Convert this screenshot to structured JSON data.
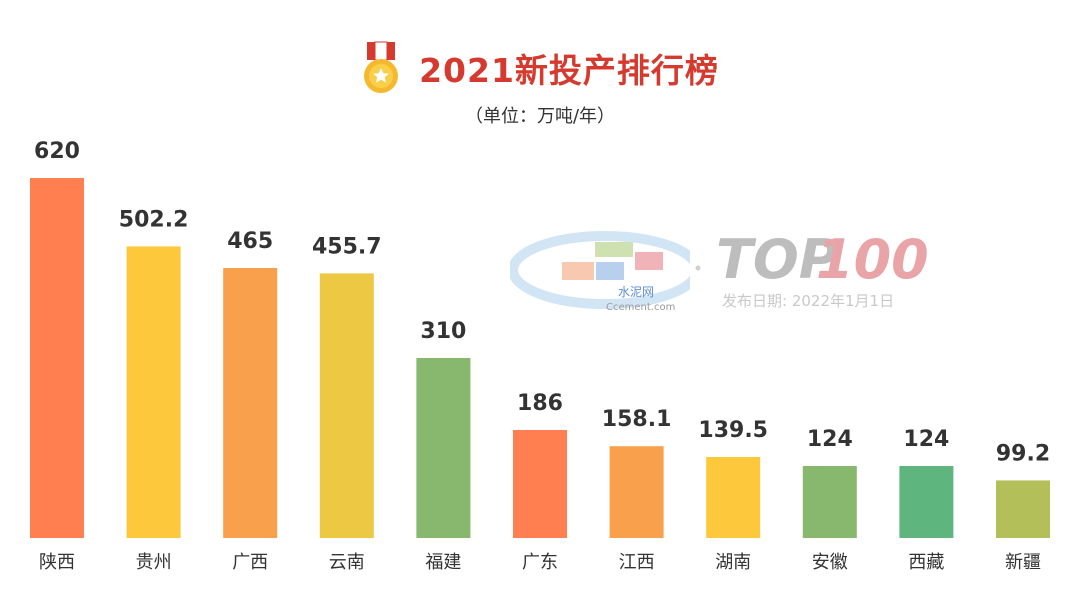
{
  "header": {
    "title": "2021新投产排行榜",
    "unit": "（单位：万吨/年）"
  },
  "watermark": {
    "brand_cn": "水泥网",
    "brand_en": "Ccement.com",
    "top": "TOP",
    "hundred": "100",
    "date": "发布日期: 2022年1月1日"
  },
  "icons": {
    "medal": "medal-icon"
  },
  "chart_data": {
    "type": "bar",
    "categories": [
      "陕西",
      "贵州",
      "广西",
      "云南",
      "福建",
      "广东",
      "江西",
      "湖南",
      "安徽",
      "西藏",
      "新疆"
    ],
    "values": [
      620,
      502.2,
      465,
      455.7,
      310,
      186,
      158.1,
      139.5,
      124,
      124,
      99.2
    ],
    "value_labels": [
      "620",
      "502.2",
      "465",
      "455.7",
      "310",
      "186",
      "158.1",
      "139.5",
      "124",
      "124",
      "99.2"
    ],
    "colors": [
      "#ff7f50",
      "#fdc83b",
      "#f9a04c",
      "#ecc843",
      "#87b86e",
      "#ff7f50",
      "#f9a04c",
      "#fdc83b",
      "#87b86e",
      "#5fb57e",
      "#b3c05a"
    ],
    "ylim": [
      0,
      620
    ]
  }
}
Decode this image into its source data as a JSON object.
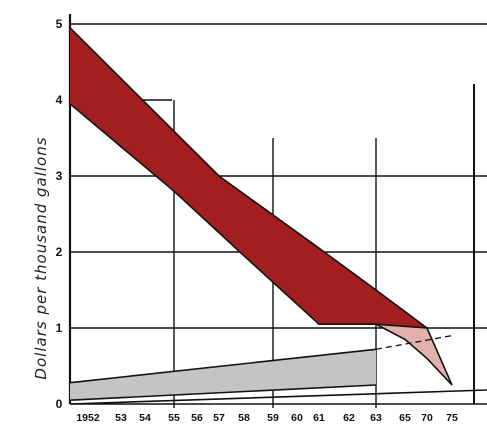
{
  "chart_data": {
    "type": "area",
    "ylabel": "Dollars per thousand gallons",
    "ylim": [
      0,
      5
    ],
    "yticks": [
      "0",
      "1",
      "2",
      "3",
      "4",
      "5"
    ],
    "x_tick_labels": [
      "1952",
      "53",
      "54",
      "55",
      "56",
      "57",
      "58",
      "59",
      "60",
      "61",
      "62",
      "63",
      "65",
      "70",
      "75"
    ],
    "major_gridline_years": [
      "55",
      "59",
      "63"
    ],
    "grid": true,
    "colors": {
      "upper_band": "#a31e1e",
      "upper_band_projection": "#e3b1ac",
      "lower_band": "#c4c4c4",
      "gridline": "#111111"
    },
    "series": [
      {
        "role": "upper-band-top",
        "x": [
          "1952",
          "57",
          "61",
          "63",
          "70"
        ],
        "values": [
          4.95,
          3.0,
          2.05,
          1.5,
          1.0
        ]
      },
      {
        "role": "upper-band-bottom",
        "x": [
          "1952",
          "55",
          "58",
          "61",
          "63"
        ],
        "values": [
          3.95,
          2.8,
          1.95,
          1.05,
          1.05
        ]
      },
      {
        "role": "upper-band-projection-top",
        "x": [
          "63",
          "70",
          "75"
        ],
        "values": [
          1.05,
          1.0,
          0.25
        ]
      },
      {
        "role": "upper-band-projection-bottom",
        "x": [
          "63",
          "65",
          "70",
          "75"
        ],
        "values": [
          1.05,
          0.85,
          0.6,
          0.25
        ]
      },
      {
        "role": "lower-band-top",
        "x": [
          "1952",
          "63"
        ],
        "values": [
          0.28,
          0.72
        ]
      },
      {
        "role": "lower-band-bottom",
        "x": [
          "1952",
          "63"
        ],
        "values": [
          0.05,
          0.25
        ]
      },
      {
        "role": "lower-band-projection-dashed",
        "x": [
          "63",
          "75"
        ],
        "values": [
          0.72,
          0.9
        ]
      }
    ]
  }
}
________
— AIM OF THE TASK —
Omit every picture, and otherwise quote the entries exactly.

— SOLUTION —
Convert this screenshot to structured JSON data.
{
  "header": {
    "title": "2021新投产排行榜",
    "unit": "（单位：万吨/年）"
  },
  "watermark": {
    "brand_cn": "水泥网",
    "brand_en": "Ccement.com",
    "top": "TOP",
    "hundred": "100",
    "date": "发布日期: 2022年1月1日"
  },
  "icons": {
    "medal": "medal-icon"
  },
  "chart_data": {
    "type": "bar",
    "categories": [
      "陕西",
      "贵州",
      "广西",
      "云南",
      "福建",
      "广东",
      "江西",
      "湖南",
      "安徽",
      "西藏",
      "新疆"
    ],
    "values": [
      620,
      502.2,
      465,
      455.7,
      310,
      186,
      158.1,
      139.5,
      124,
      124,
      99.2
    ],
    "value_labels": [
      "620",
      "502.2",
      "465",
      "455.7",
      "310",
      "186",
      "158.1",
      "139.5",
      "124",
      "124",
      "99.2"
    ],
    "colors": [
      "#ff7f50",
      "#fdc83b",
      "#f9a04c",
      "#ecc843",
      "#87b86e",
      "#ff7f50",
      "#f9a04c",
      "#fdc83b",
      "#87b86e",
      "#5fb57e",
      "#b3c05a"
    ],
    "ylim": [
      0,
      620
    ]
  }
}
Decode this image into its source data as a JSON object.
{
  "chart_data": {
    "type": "area",
    "ylabel": "Dollars per thousand gallons",
    "ylim": [
      0,
      5
    ],
    "yticks": [
      "0",
      "1",
      "2",
      "3",
      "4",
      "5"
    ],
    "x_tick_labels": [
      "1952",
      "53",
      "54",
      "55",
      "56",
      "57",
      "58",
      "59",
      "60",
      "61",
      "62",
      "63",
      "65",
      "70",
      "75"
    ],
    "major_gridline_years": [
      "55",
      "59",
      "63"
    ],
    "grid": true,
    "colors": {
      "upper_band": "#a31e1e",
      "upper_band_projection": "#e3b1ac",
      "lower_band": "#c4c4c4",
      "gridline": "#111111"
    },
    "series": [
      {
        "role": "upper-band-top",
        "x": [
          "1952",
          "57",
          "61",
          "63",
          "70"
        ],
        "values": [
          4.95,
          3.0,
          2.05,
          1.5,
          1.0
        ]
      },
      {
        "role": "upper-band-bottom",
        "x": [
          "1952",
          "55",
          "58",
          "61",
          "63"
        ],
        "values": [
          3.95,
          2.8,
          1.95,
          1.05,
          1.05
        ]
      },
      {
        "role": "upper-band-projection-top",
        "x": [
          "63",
          "70",
          "75"
        ],
        "values": [
          1.05,
          1.0,
          0.25
        ]
      },
      {
        "role": "upper-band-projection-bottom",
        "x": [
          "63",
          "65",
          "70",
          "75"
        ],
        "values": [
          1.05,
          0.85,
          0.6,
          0.25
        ]
      },
      {
        "role": "lower-band-top",
        "x": [
          "1952",
          "63"
        ],
        "values": [
          0.28,
          0.72
        ]
      },
      {
        "role": "lower-band-bottom",
        "x": [
          "1952",
          "63"
        ],
        "values": [
          0.05,
          0.25
        ]
      },
      {
        "role": "lower-band-projection-dashed",
        "x": [
          "63",
          "75"
        ],
        "values": [
          0.72,
          0.9
        ]
      }
    ]
  }
}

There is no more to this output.